**Quoted passage**
________________________
Throwing down another challenge to Trump, the House of Representatives Judiciary Committee voted to recommend that the full House cite Barr, the top US law enforcement official and a Trump appointee, for contempt of Congress after he defied its subpoena for the complete report and underlying evidence.

“We are now in a constitutional crisis,” Jerrold Nadler, the committee’s Democratic chairman, told reporters after the panel approved the contempt resolution on a 24-16 vote along party lines.

The confrontation escalated a clash between the Democrat-controlled House and Republican president over congressional authority under the US Constitution to investigate him, his administration, family and business interests.

The vote came hours after the White House took its own provocative step, asserting executive privilege to block the release of Special Counsel Robert Mueller’s full report on Russian actions to boost Trump’s candidacy in the 2016 US election, and related evidence such as investigative interviews.
________________________
**Record list**
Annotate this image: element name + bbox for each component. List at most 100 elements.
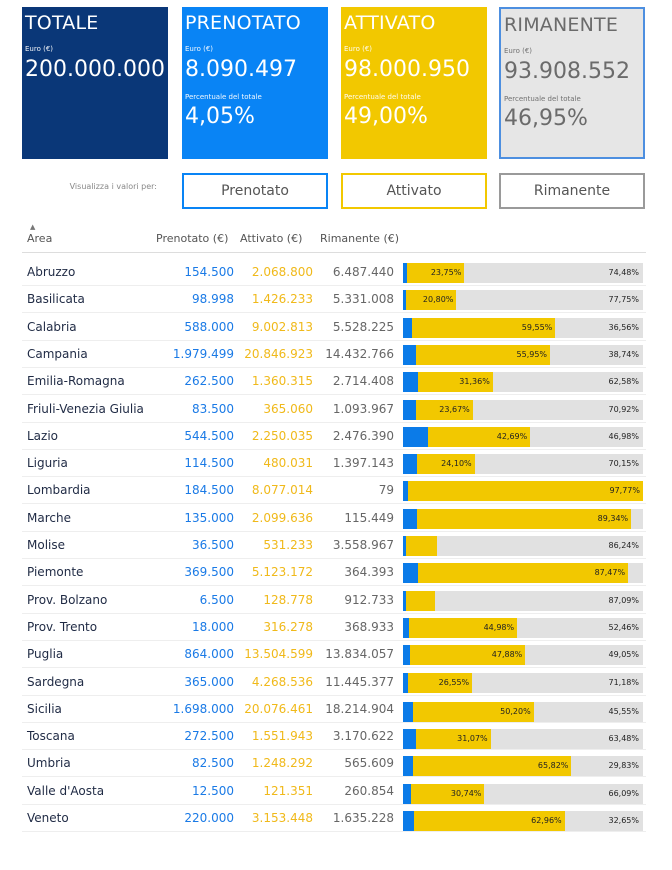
table-row[interactable]: Umbria 82.500 1.248.292 565.609	[22, 750, 646, 778]
attivato-cell: 316.278	[263, 619, 313, 634]
rimanente-cell: 1.635.228	[332, 811, 394, 825]
percent-bar[interactable]: 65,82% 29,83%	[403, 756, 643, 777]
rimanente-cell: 6.487.440	[332, 265, 394, 279]
table-row[interactable]: Friuli-Venezia Giulia 83.500 365.060 1.093.…	[22, 396, 646, 423]
table-row[interactable]: Prov. Bolzano 6.500 128.778 912.733	[22, 587, 646, 614]
card-rimanente-euro-label: Euro (€)	[504, 47, 533, 55]
filter-prenotato-button[interactable]: Prenotato	[182, 173, 328, 209]
attivato-pct-label: 55,95%	[516, 349, 548, 359]
col-header-attivato[interactable]: Attivato (€)	[240, 232, 303, 245]
prenotato-segment	[403, 263, 408, 283]
attivato-cell: 1.426.233	[251, 292, 313, 307]
percent-bar[interactable]: 97,77%	[403, 481, 643, 502]
percent-bar[interactable]: 89,34%	[403, 508, 643, 529]
rimanente-pct-label: 87,09%	[608, 595, 639, 605]
prenotato-cell: 98.998	[192, 292, 234, 307]
row-divider	[22, 694, 646, 696]
table-row[interactable]: Sicilia 1.698.000 20.076.461 18.214.904	[22, 696, 646, 723]
percent-bar[interactable]: 23,75% 74,48%	[403, 263, 643, 283]
attivato-segment	[418, 563, 629, 584]
percent-bar[interactable]: 31,07% 63,48%	[403, 729, 643, 750]
table-row[interactable]: Veneto 220.000 3.153.448 1.635.228	[22, 805, 646, 832]
table-row[interactable]: Prov. Trento 18.000 316.278 368.933	[22, 614, 646, 641]
table-row[interactable]: Emilia-Romagna 262.500 1.360.315 2.714.408	[22, 368, 646, 396]
attivato-cell: 531.233	[263, 538, 313, 552]
row-divider	[22, 366, 646, 368]
area-cell: Valle d'Aosta	[27, 783, 105, 798]
col-header-rimanente[interactable]: Rimanente (€)	[320, 232, 400, 245]
prenotato-cell: 365.000	[184, 674, 234, 689]
card-rimanente: RIMANENTE Euro (€) 93.908.552 Percentual…	[499, 7, 645, 159]
attivato-cell: 2.099.636	[251, 510, 313, 525]
attivato-segment	[410, 645, 526, 666]
rimanente-cell: 364.393	[344, 565, 394, 580]
col-header-area[interactable]: Area	[27, 232, 53, 245]
table-row[interactable]: Sardegna 365.000 4.268.536 11.445.377	[22, 669, 646, 696]
table-row[interactable]: Valle d'Aosta 12.500 121.351 260.854	[22, 778, 646, 805]
table-row[interactable]: Lazio 544.500 2.250.035 2.476.390	[22, 423, 646, 450]
prenotato-segment	[403, 454, 417, 475]
rimanente-cell: 79	[378, 483, 394, 498]
row-divider	[22, 585, 646, 587]
rimanente-cell: 368.933	[344, 619, 394, 634]
table-row[interactable]: Puglia 864.000 13.504.599 13.834.057	[22, 641, 646, 669]
percent-bar[interactable]: 42,69% 46,98%	[403, 426, 643, 447]
table-row[interactable]: Abruzzo 154.500 2.068.800 6.487.440	[22, 259, 646, 286]
table-row[interactable]: Toscana 272.500 1.551.943 3.170.622	[22, 723, 646, 751]
attivato-cell: 20.846.923	[244, 346, 313, 361]
table-row[interactable]: Liguria 114.500 480.031 1.397.143	[22, 450, 646, 478]
percent-bar[interactable]: 20,80% 77,75%	[403, 290, 643, 311]
area-cell: Campania	[27, 346, 88, 361]
card-attivato-title: ATTIVATO	[344, 12, 436, 34]
percent-bar[interactable]: 59,55% 36,56%	[403, 317, 643, 338]
percent-bar[interactable]: 50,20% 45,55%	[403, 701, 643, 722]
attivato-segment	[413, 701, 534, 722]
percent-bar[interactable]: 47,88% 49,05%	[403, 645, 643, 666]
row-divider	[22, 421, 646, 423]
rimanente-pct-label: 32,65%	[608, 816, 639, 825]
table-row[interactable]: Calabria 588.000 9.002.813 5.528.225	[22, 314, 646, 341]
table-row[interactable]: Piemonte 369.500 5.123.172 364.393	[22, 559, 646, 587]
rimanente-cell: 11.445.377	[325, 674, 394, 689]
table-row[interactable]: Marche 135.000 2.099.636 115.449	[22, 505, 646, 532]
area-cell: Umbria	[27, 756, 71, 771]
attivato-pct-label: 42,69%	[496, 431, 528, 441]
prenotato-segment	[403, 372, 418, 393]
table-row[interactable]: Basilicata 98.998 1.426.233 5.331.008	[22, 286, 646, 314]
card-prenotato-euro-label: Euro (€)	[185, 45, 214, 53]
rimanente-pct-label: 38,74%	[608, 349, 639, 359]
percent-bar[interactable]: 62,96% 32,65%	[403, 811, 643, 831]
filter-rimanente-button[interactable]: Rimanente	[499, 173, 645, 209]
attivato-cell: 9.002.813	[251, 319, 313, 334]
col-header-prenotato[interactable]: Prenotato (€)	[156, 232, 229, 245]
table-row[interactable]: Campania 1.979.499 20.846.923 14.432.766	[22, 341, 646, 368]
row-divider	[22, 558, 646, 559]
percent-bar[interactable]: 55,95% 38,74%	[403, 344, 643, 365]
percent-bar[interactable]: 31,36% 62,58%	[403, 372, 643, 393]
percent-bar[interactable]: 23,67% 70,92%	[403, 399, 643, 420]
card-rimanente-value: 93.908.552	[504, 59, 630, 84]
percent-bar[interactable]: 26,55% 71,18%	[403, 672, 643, 693]
percent-bar[interactable]: 44,98% 52,46%	[403, 617, 643, 638]
table-row[interactable]: Lombardia 184.500 8.077.014 79	[22, 477, 646, 505]
attivato-pct-label: 50,20%	[500, 706, 531, 716]
filter-attivato-button[interactable]: Attivato	[341, 173, 487, 209]
attivato-cell: 121.351	[263, 783, 313, 798]
percent-bar[interactable]: 87,47%	[403, 563, 643, 584]
rimanente-cell: 18.214.904	[325, 701, 394, 716]
attivato-pct-label: 31,07%	[457, 734, 488, 744]
percent-bar[interactable]: 30,74% 66,09%	[403, 783, 643, 804]
rimanente-pct-label: 66,09%	[608, 788, 639, 798]
prenotato-cell: 272.500	[184, 729, 234, 744]
card-rimanente-pct-label: Percentuale del totale	[504, 95, 581, 103]
percent-bar[interactable]: 87,09%	[403, 590, 643, 611]
percent-bar[interactable]: 24,10% 70,15%	[403, 454, 643, 475]
percent-bar[interactable]: 86,24%	[403, 536, 643, 556]
row-divider	[22, 831, 646, 832]
rimanente-pct-label: 70,15%	[608, 459, 639, 469]
area-cell: Sardegna	[27, 674, 85, 689]
prenotato-segment	[403, 399, 416, 420]
rimanente-cell: 115.449	[344, 510, 394, 525]
table-row[interactable]: Molise 36.500 531.233 3.558.967	[22, 532, 646, 559]
area-cell: Marche	[27, 510, 71, 525]
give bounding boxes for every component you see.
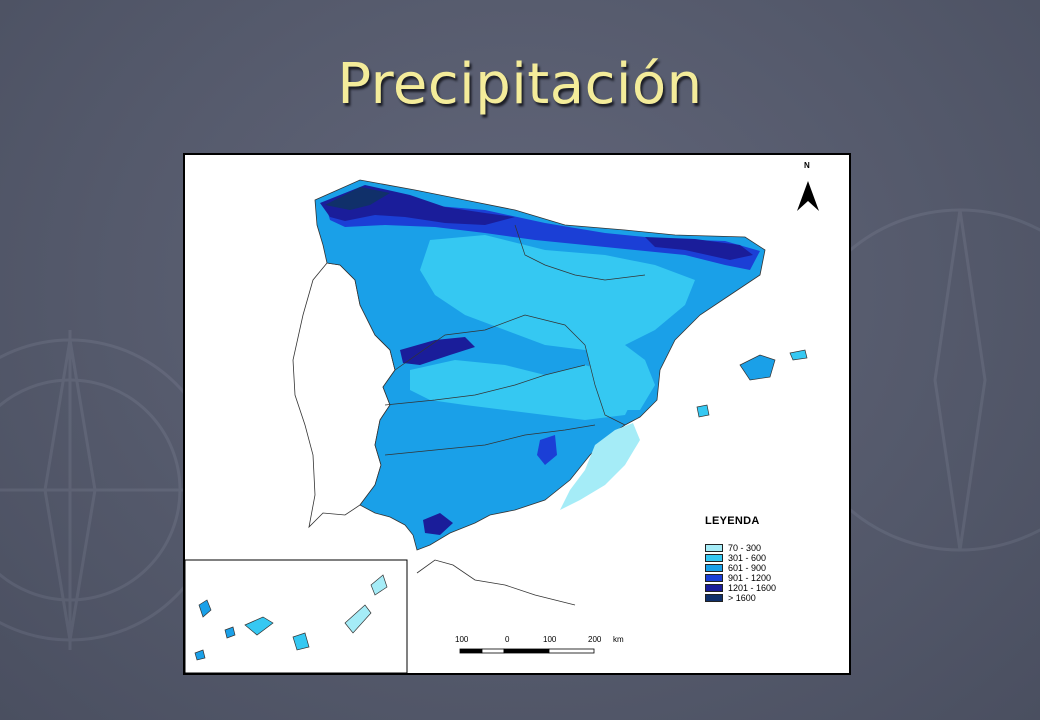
legend-label: 301 - 600 <box>728 553 767 563</box>
north-arrow-icon <box>797 181 819 211</box>
canary-islands-inset <box>185 559 408 673</box>
precipitation-map: N 100 0 100 200 km LEYENDA 70 - 300 301 … <box>183 153 851 675</box>
balearic-menorca <box>789 349 808 361</box>
legend-item: 1201 - 1600 <box>705 583 825 593</box>
zone-301-600-north <box>420 235 695 350</box>
slide-title: Precipitación <box>337 52 703 117</box>
legend-item: 601 - 900 <box>705 563 825 573</box>
canary-islands <box>194 574 388 661</box>
legend-swatch <box>705 574 723 582</box>
zone-70-300-southeast <box>560 423 640 510</box>
zone-1201-1600-pyrenees <box>645 237 753 260</box>
legend-label: 601 - 900 <box>728 563 767 573</box>
legend-label: 901 - 1200 <box>728 573 772 583</box>
legend-label: 70 - 300 <box>728 543 762 553</box>
legend-label: > 1600 <box>728 593 756 603</box>
legend-item: 70 - 300 <box>705 543 825 553</box>
legend-swatch <box>705 554 723 562</box>
legend-label: 1201 - 1600 <box>728 583 777 593</box>
map-legend: LEYENDA 70 - 300 301 - 600 601 - 900 901… <box>705 515 825 603</box>
legend-swatch <box>705 564 723 572</box>
zone-301-600-east <box>585 345 655 410</box>
legend-swatch <box>705 584 723 592</box>
scale-label: 100 <box>543 635 557 644</box>
north-africa-coast <box>416 559 576 606</box>
legend-item: 901 - 1200 <box>705 573 825 583</box>
balearic-ibiza <box>696 404 710 418</box>
legend-item: > 1600 <box>705 593 825 603</box>
basin-boundaries <box>384 224 646 456</box>
zone-1201-1600-grazalema <box>423 513 453 535</box>
balearic-mallorca <box>739 354 776 381</box>
legend-swatch <box>705 594 723 602</box>
scale-bar-labels: 100 0 100 200 km <box>455 635 635 649</box>
north-arrow-label: N <box>804 161 810 170</box>
legend-title: LEYENDA <box>705 515 760 527</box>
legend-item: 301 - 600 <box>705 553 825 563</box>
scale-bar <box>459 648 595 654</box>
scale-label: 200 <box>588 635 602 644</box>
map-canvas <box>185 179 819 673</box>
zone-901-1200-cazorla <box>537 435 557 465</box>
scale-label: 100 <box>455 635 469 644</box>
scale-label: km <box>613 635 624 644</box>
legend-swatch <box>705 544 723 552</box>
zone-301-600-center <box>410 360 635 420</box>
scale-label: 0 <box>505 635 510 644</box>
zone-over-1600-galicia <box>325 187 390 210</box>
zone-1201-1600-gredos <box>400 337 475 365</box>
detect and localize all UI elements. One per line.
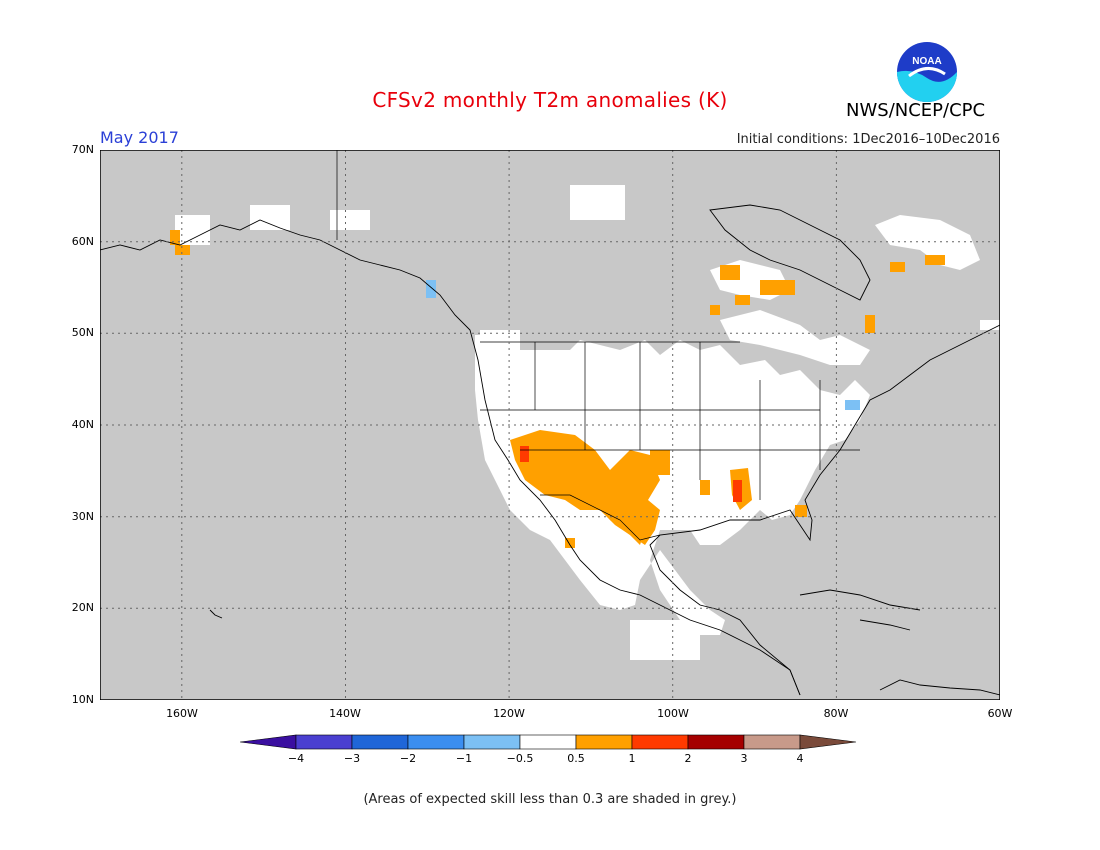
- lon-label: 80W: [823, 707, 849, 720]
- lon-label: 140W: [329, 707, 361, 720]
- chart-title: CFSv2 monthly T2m anomalies (K): [372, 88, 728, 112]
- legend-tick-label: −4: [287, 752, 305, 765]
- lat-label: 70N: [71, 143, 94, 156]
- coastlines: [100, 204, 1000, 696]
- political-borders: [336, 150, 860, 541]
- legend-tick-label: 1: [628, 752, 636, 765]
- lat-label: 50N: [71, 326, 94, 339]
- legend-swatch: [407, 734, 465, 750]
- agency-label: NWS/NCEP/CPC: [846, 100, 986, 121]
- legend-swatch: [351, 734, 409, 750]
- skill-footnote: (Areas of expected skill less than 0.3 a…: [363, 792, 737, 807]
- legend-swatch: [687, 734, 745, 750]
- lat-label: 60N: [71, 235, 94, 248]
- lat-label: 10N: [71, 693, 94, 706]
- legend-swatch: [575, 734, 633, 750]
- legend-tick-label: −2: [399, 752, 417, 765]
- lat-lon-grid: [100, 150, 1000, 700]
- lon-label: 160W: [166, 707, 198, 720]
- legend-tick-label: −0.5: [506, 752, 534, 765]
- lat-label: 30N: [71, 510, 94, 523]
- legend-swatch: [799, 734, 857, 750]
- noaa-logo: NOAA: [897, 42, 957, 102]
- cool-anomaly-areas: [426, 280, 860, 410]
- forecast-period: May 2017: [100, 128, 179, 147]
- legend-tick-label: 2: [684, 752, 692, 765]
- legend-swatch: [295, 734, 353, 750]
- strong-warm-anomaly-areas: [520, 446, 742, 502]
- lon-label: 60W: [987, 707, 1013, 720]
- legend-tick-label: −1: [455, 752, 473, 765]
- legend-tick-label: 0.5: [567, 752, 585, 765]
- legend-swatch: [743, 734, 801, 750]
- color-legend: [240, 734, 857, 750]
- initial-conditions: Initial conditions: 1Dec2016–10Dec2016: [736, 132, 1000, 147]
- legend-swatch: [519, 734, 577, 750]
- lat-label: 40N: [71, 418, 94, 431]
- legend-swatch: [631, 734, 689, 750]
- legend-tick-label: −3: [343, 752, 361, 765]
- lon-label: 100W: [657, 707, 689, 720]
- legend-swatch: [463, 734, 521, 750]
- lon-label: 120W: [493, 707, 525, 720]
- legend-swatch: [240, 734, 297, 750]
- legend-tick-label: 4: [796, 752, 804, 765]
- legend-tick-label: 3: [740, 752, 748, 765]
- noaa-logo-text: NOAA: [912, 56, 941, 67]
- lat-label: 20N: [71, 601, 94, 614]
- anomaly-map: [100, 150, 1000, 700]
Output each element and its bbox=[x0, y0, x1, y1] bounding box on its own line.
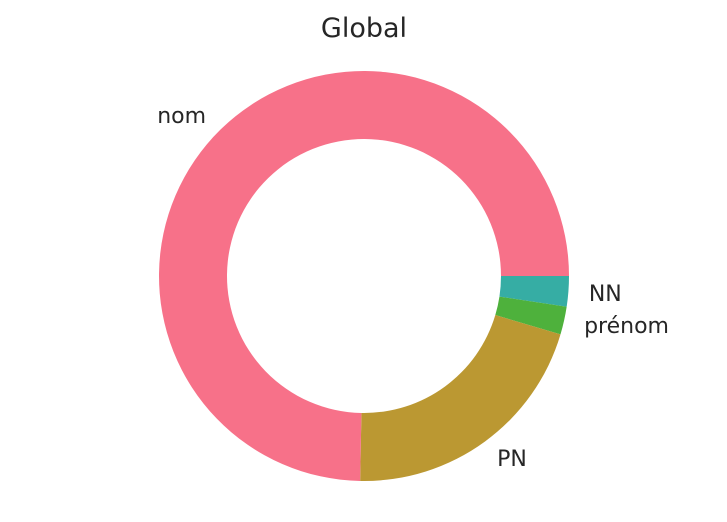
slice-label-nn: NN bbox=[589, 282, 622, 307]
slice-label-prenom: prénom bbox=[584, 314, 669, 339]
slice-pn bbox=[360, 315, 561, 481]
slice-nom bbox=[159, 70, 569, 481]
slice-label-pn: PN bbox=[497, 447, 527, 472]
slice-label-nom: nom bbox=[157, 104, 206, 129]
donut-slices bbox=[159, 70, 569, 481]
slice-prenom bbox=[495, 296, 567, 335]
chart-title: Global bbox=[321, 13, 407, 44]
slice-nn bbox=[499, 276, 569, 307]
slice-labels: NN prénom PN nom bbox=[157, 104, 669, 472]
________________________
**What is required**
Give the stretch of the contempt-vote article from "The confrontation escalated" through "as investigative interviews." again, renaming "Democrat-controlled House" as "Democratic-led House". Work only from the contempt-vote article.

**Task output**
The confrontation escalated a clash between the Democratic-led House and Republican president over congressional authority under the US Constitution to investigate him, his administration, family and business interests.

The vote came hours after the White House took its own provocative step, asserting executive privilege to block the release of Special Counsel Robert Mueller’s full report on Russian actions to boost Trump’s candidacy in the 2016 US election, and related evidence such as investigative interviews.